* START Entries supplied *
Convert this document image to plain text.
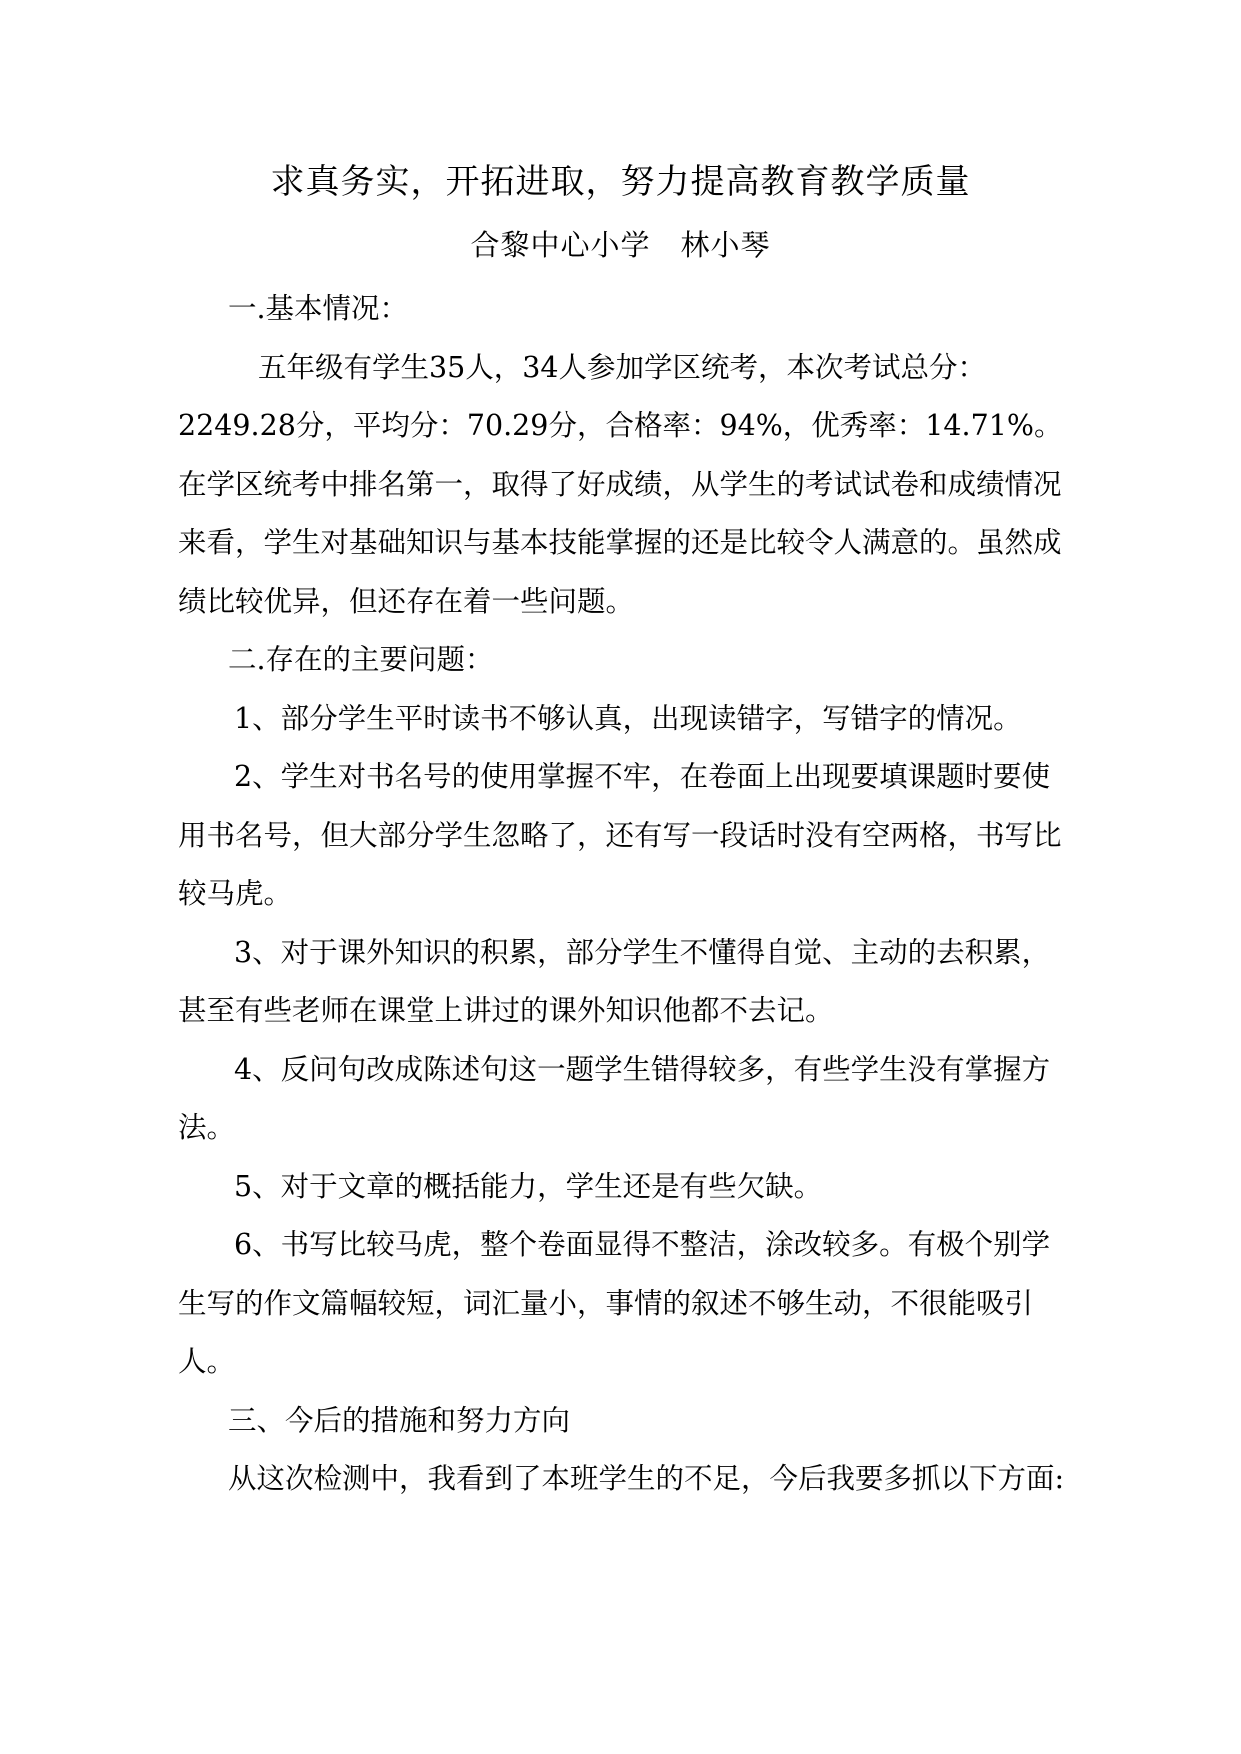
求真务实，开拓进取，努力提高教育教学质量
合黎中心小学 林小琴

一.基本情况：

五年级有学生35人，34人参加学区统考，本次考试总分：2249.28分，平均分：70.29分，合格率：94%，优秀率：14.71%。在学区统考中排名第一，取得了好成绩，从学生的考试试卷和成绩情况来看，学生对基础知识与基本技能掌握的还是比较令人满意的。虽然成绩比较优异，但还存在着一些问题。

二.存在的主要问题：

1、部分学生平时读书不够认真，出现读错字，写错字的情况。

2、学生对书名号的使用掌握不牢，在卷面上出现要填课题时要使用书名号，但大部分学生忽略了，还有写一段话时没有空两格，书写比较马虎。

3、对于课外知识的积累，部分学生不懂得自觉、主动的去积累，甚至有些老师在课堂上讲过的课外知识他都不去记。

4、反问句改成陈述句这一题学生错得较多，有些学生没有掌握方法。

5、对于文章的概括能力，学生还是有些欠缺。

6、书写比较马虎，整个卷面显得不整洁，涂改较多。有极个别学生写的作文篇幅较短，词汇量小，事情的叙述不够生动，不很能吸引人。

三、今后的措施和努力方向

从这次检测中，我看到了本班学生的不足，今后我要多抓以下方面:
* END Entries supplied *
* START Entries supplied *
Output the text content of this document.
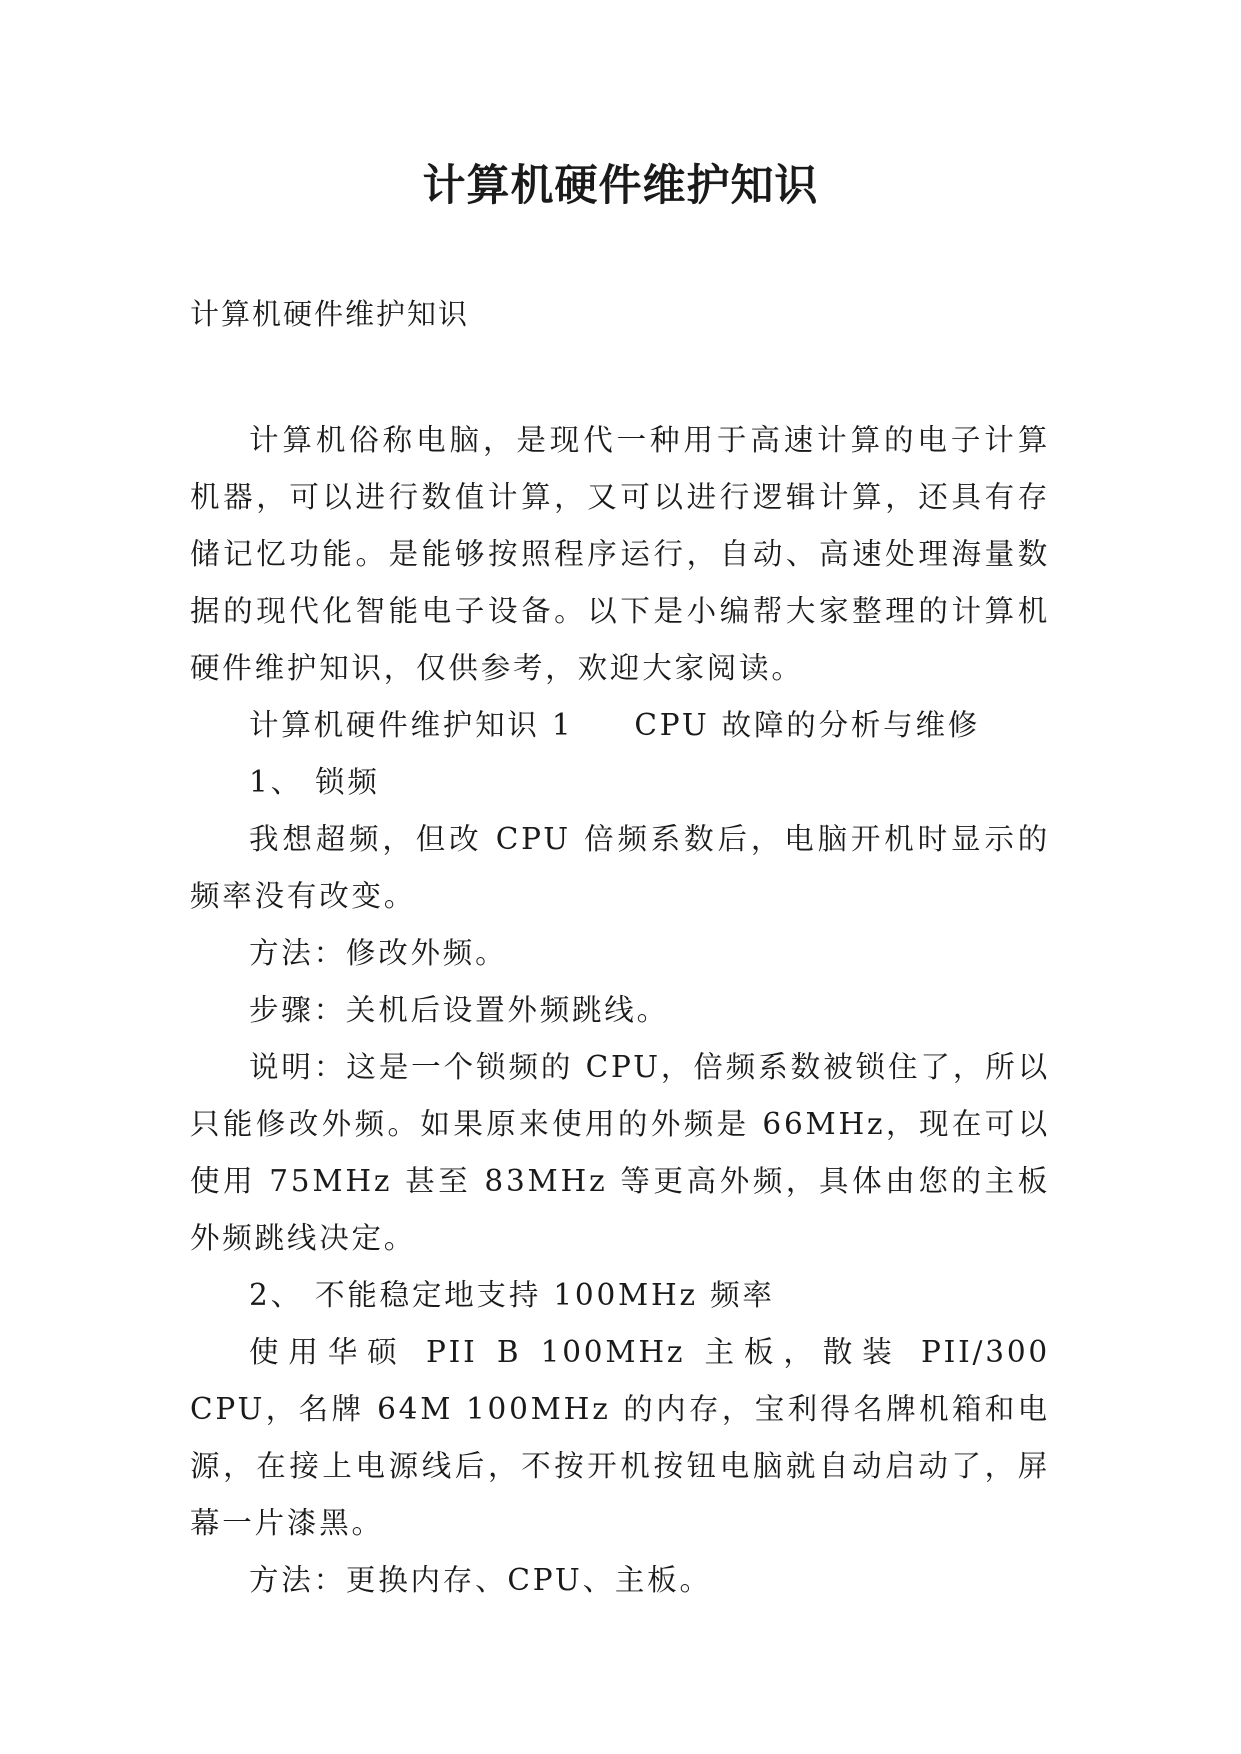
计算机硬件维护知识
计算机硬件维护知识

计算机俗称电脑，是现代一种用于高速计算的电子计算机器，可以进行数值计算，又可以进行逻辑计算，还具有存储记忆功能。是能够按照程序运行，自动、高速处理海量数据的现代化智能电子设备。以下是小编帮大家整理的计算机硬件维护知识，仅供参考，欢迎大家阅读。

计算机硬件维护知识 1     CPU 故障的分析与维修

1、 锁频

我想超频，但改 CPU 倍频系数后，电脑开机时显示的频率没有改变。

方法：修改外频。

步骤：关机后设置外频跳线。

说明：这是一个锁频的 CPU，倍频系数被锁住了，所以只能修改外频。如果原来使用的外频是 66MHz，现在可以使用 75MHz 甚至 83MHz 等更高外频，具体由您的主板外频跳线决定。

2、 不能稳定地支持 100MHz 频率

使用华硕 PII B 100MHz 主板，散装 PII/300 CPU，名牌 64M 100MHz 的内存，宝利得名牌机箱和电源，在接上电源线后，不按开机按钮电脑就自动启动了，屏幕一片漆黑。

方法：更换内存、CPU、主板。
* END Entries supplied *
Stated exercise:
Where a line of the records above holds the word "text", copy that line.

Exercise solution:
Convert this document image to plain text.
Output the text content of this document.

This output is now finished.